# What needs to be done
Collect every line that includes the string "администрацию".

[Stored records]
□ □ □
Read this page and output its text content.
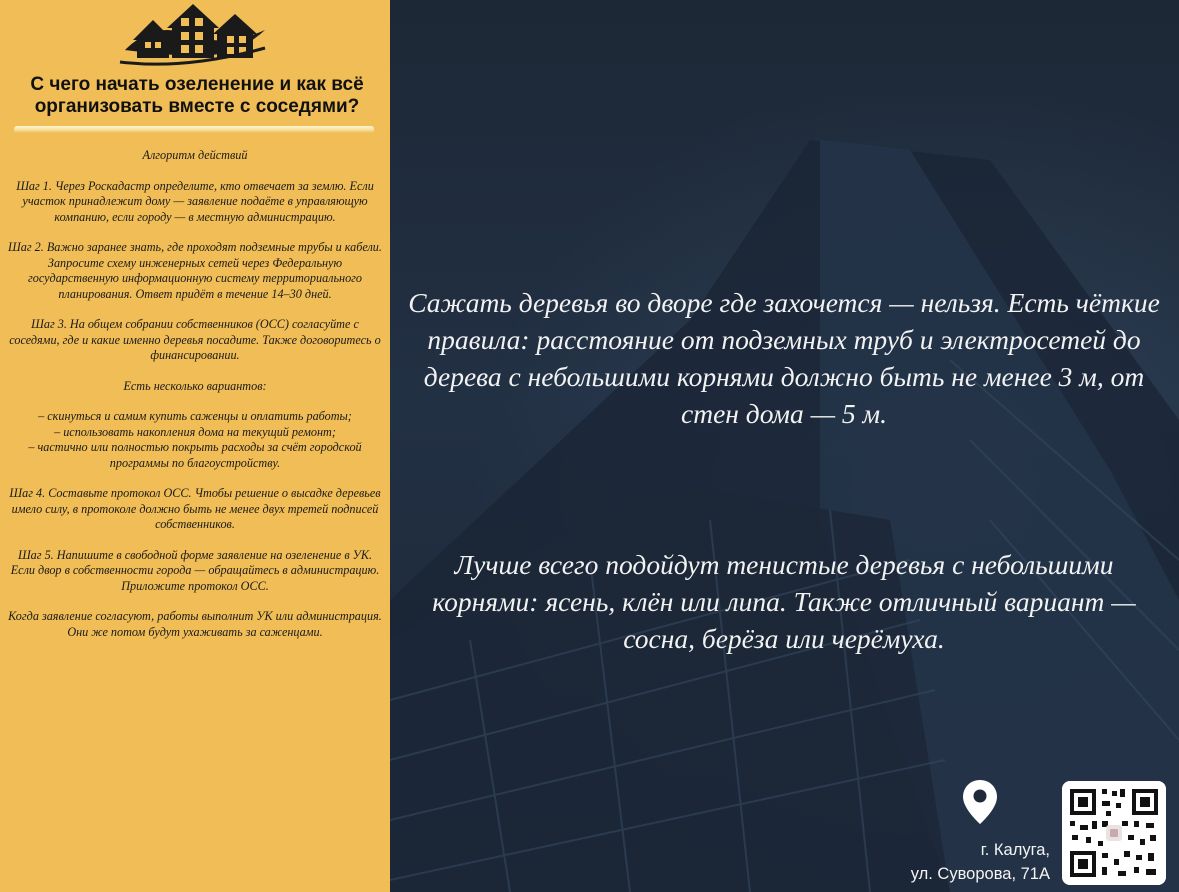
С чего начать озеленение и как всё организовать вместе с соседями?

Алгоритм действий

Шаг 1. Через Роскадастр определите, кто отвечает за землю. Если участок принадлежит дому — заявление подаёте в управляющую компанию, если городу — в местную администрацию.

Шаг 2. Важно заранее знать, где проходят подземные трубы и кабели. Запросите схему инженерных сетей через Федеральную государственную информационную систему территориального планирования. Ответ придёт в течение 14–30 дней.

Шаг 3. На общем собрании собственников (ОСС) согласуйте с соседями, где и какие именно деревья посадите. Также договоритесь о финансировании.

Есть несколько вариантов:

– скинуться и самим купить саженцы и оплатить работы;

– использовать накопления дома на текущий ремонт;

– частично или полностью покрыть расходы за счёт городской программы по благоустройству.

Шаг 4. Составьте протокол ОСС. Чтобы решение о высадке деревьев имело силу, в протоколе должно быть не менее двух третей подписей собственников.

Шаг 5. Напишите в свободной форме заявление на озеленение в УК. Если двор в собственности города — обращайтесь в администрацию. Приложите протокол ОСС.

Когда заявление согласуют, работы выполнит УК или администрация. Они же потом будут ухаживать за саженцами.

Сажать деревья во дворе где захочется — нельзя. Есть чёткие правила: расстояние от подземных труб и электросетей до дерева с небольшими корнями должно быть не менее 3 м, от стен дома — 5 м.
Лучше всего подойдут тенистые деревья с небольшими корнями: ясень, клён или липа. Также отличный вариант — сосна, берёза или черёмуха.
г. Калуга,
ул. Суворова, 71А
□ □ □
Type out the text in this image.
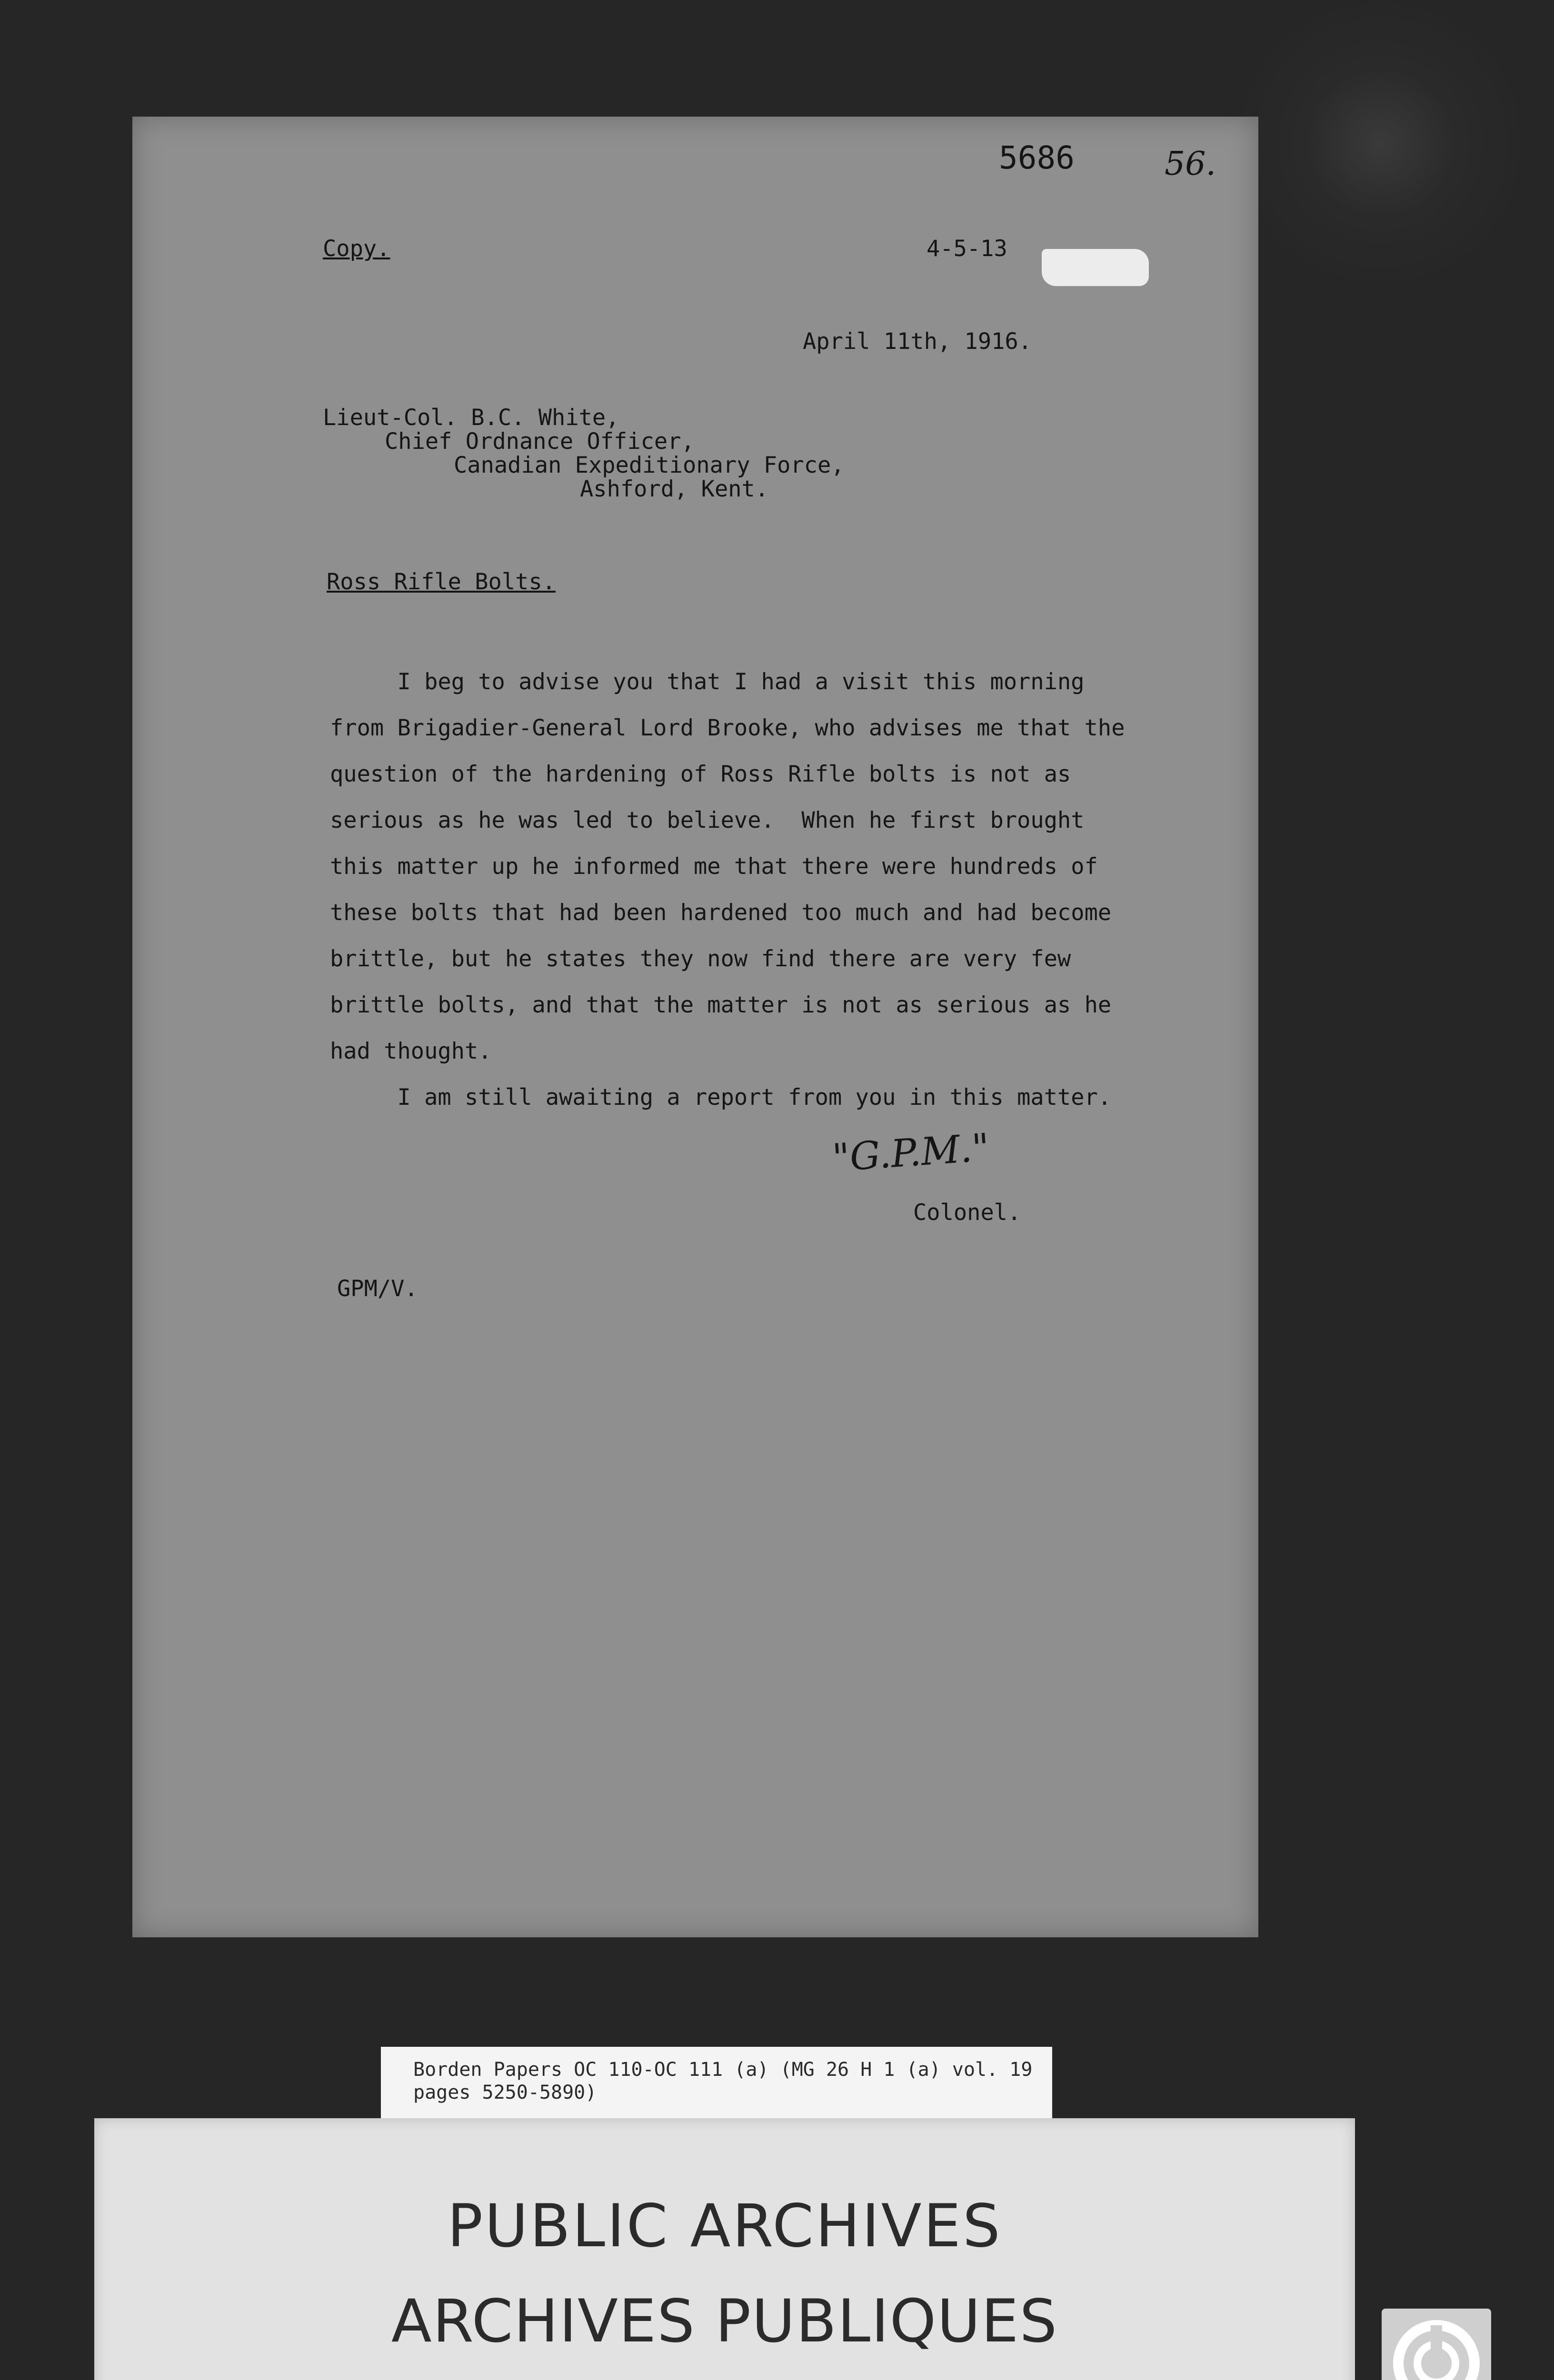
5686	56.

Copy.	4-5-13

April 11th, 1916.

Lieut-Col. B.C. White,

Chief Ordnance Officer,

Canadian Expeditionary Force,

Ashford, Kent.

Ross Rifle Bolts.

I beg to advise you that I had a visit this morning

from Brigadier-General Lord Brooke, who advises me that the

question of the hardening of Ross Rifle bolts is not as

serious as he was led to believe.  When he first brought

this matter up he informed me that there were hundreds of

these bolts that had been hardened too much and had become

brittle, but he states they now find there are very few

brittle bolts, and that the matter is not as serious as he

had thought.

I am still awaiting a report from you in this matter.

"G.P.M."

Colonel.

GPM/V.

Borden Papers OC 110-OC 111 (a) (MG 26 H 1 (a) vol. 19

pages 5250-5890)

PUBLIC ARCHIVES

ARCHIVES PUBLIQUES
□ □ □
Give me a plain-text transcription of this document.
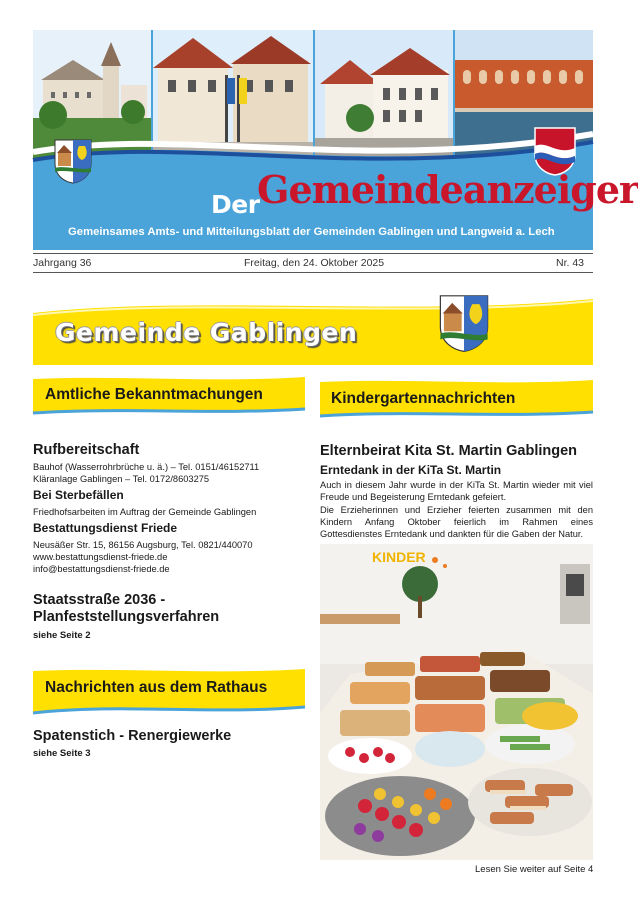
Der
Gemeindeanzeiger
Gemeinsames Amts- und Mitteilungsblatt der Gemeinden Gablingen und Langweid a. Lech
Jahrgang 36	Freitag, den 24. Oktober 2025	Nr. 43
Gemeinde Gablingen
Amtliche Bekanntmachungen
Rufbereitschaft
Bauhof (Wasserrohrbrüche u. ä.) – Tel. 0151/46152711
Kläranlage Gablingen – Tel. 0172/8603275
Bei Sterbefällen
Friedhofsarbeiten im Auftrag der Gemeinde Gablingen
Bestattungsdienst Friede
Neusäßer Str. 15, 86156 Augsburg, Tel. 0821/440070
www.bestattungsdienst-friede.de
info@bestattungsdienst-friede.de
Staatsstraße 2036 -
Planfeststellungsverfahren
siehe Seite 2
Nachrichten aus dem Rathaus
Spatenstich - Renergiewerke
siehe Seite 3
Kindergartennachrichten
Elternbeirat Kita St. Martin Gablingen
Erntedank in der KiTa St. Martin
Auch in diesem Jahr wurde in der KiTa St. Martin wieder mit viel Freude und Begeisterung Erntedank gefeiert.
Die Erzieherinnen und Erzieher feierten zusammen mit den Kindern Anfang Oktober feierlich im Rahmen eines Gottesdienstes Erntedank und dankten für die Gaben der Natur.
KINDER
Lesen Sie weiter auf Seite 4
□ □ □
# Output below
Шаг 1. Через Роскадастр определите, кто отвечает за землю. Если участок принадлежит дому — заявление подаёте в управляющую компанию, если городу — в местную администрацию.
Шаг 5. Напишите в свободной форме заявление на озеленение в УК. Если двор в собственности города — обращайтесь в администрацию. Приложите протокол ОСС.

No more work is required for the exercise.